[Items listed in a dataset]
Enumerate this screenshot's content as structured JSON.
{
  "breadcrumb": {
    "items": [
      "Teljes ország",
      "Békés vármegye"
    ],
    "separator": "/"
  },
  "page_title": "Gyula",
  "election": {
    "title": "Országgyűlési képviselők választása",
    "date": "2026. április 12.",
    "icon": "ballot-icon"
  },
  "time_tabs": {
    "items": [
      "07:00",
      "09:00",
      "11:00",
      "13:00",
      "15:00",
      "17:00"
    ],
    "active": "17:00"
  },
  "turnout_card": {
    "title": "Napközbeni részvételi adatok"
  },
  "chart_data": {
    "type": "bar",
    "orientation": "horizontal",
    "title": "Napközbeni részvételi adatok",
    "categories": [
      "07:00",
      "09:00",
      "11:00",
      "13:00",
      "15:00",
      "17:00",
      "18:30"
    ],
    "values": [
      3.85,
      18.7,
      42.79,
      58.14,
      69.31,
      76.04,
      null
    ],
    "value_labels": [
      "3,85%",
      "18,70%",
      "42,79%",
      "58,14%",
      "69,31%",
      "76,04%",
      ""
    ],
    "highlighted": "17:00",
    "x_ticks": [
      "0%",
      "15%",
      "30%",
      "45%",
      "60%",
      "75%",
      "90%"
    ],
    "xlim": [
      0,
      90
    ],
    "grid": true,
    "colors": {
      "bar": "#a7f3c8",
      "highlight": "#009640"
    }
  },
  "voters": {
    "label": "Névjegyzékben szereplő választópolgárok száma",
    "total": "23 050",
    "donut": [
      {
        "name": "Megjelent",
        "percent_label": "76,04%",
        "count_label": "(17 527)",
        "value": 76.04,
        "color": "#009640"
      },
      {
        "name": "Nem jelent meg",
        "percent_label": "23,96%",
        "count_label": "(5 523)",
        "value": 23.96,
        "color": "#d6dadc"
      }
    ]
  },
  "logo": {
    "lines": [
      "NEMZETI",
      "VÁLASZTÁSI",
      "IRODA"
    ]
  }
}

STATED EXERCISE>
Output all of the data again. Match it exactly.

EXERCISE OUTPUT>
Enumerate this screenshot's content as structured JSON.
{
  "breadcrumb": {
    "items": [
      "Teljes ország",
      "Békés vármegye"
    ],
    "separator": "/"
  },
  "page_title": "Gyula",
  "election": {
    "title": "Országgyűlési képviselők választása",
    "date": "2026. április 12.",
    "icon": "ballot-icon"
  },
  "time_tabs": {
    "items": [
      "07:00",
      "09:00",
      "11:00",
      "13:00",
      "15:00",
      "17:00"
    ],
    "active": "17:00"
  },
  "turnout_card": {
    "title": "Napközbeni részvételi adatok"
  },
  "chart_data": {
    "type": "bar",
    "orientation": "horizontal",
    "title": "Napközbeni részvételi adatok",
    "categories": [
      "07:00",
      "09:00",
      "11:00",
      "13:00",
      "15:00",
      "17:00",
      "18:30"
    ],
    "values": [
      3.85,
      18.7,
      42.79,
      58.14,
      69.31,
      76.04,
      null
    ],
    "value_labels": [
      "3,85%",
      "18,70%",
      "42,79%",
      "58,14%",
      "69,31%",
      "76,04%",
      ""
    ],
    "highlighted": "17:00",
    "x_ticks": [
      "0%",
      "15%",
      "30%",
      "45%",
      "60%",
      "75%",
      "90%"
    ],
    "xlim": [
      0,
      90
    ],
    "grid": true,
    "colors": {
      "bar": "#a7f3c8",
      "highlight": "#009640"
    }
  },
  "voters": {
    "label": "Névjegyzékben szereplő választópolgárok száma",
    "total": "23 050",
    "donut": [
      {
        "name": "Megjelent",
        "percent_label": "76,04%",
        "count_label": "(17 527)",
        "value": 76.04,
        "color": "#009640"
      },
      {
        "name": "Nem jelent meg",
        "percent_label": "23,96%",
        "count_label": "(5 523)",
        "value": 23.96,
        "color": "#d6dadc"
      }
    ]
  },
  "logo": {
    "lines": [
      "NEMZETI",
      "VÁLASZTÁSI",
      "IRODA"
    ]
  }
}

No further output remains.